(Collected data)
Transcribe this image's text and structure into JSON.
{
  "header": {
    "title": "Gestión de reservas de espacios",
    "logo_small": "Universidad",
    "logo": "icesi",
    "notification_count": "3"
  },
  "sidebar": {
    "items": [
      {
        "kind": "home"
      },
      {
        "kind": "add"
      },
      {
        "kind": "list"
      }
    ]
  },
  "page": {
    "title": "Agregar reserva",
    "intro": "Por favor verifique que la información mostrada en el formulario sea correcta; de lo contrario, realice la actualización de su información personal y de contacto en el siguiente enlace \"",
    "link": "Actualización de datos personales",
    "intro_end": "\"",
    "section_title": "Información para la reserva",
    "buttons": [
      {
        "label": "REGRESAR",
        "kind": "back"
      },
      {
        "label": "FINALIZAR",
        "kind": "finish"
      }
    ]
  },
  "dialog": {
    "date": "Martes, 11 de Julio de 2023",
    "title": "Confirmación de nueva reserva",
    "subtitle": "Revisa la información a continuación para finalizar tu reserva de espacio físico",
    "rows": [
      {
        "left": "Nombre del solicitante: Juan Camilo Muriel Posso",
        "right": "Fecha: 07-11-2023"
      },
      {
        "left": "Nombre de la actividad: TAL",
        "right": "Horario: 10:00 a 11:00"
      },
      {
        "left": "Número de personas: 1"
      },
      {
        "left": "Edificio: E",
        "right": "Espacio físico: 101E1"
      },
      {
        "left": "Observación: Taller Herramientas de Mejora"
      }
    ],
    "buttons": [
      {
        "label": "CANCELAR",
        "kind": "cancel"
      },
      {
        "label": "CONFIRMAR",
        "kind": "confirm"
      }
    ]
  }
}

### [AIM]
Copy out every line in the entries above that holds "label".

### [SOLUTION BELOW]
        "label": "REGRESAR",
        "label": "FINALIZAR",
        "label": "CANCELAR",
        "label": "CONFIRMAR",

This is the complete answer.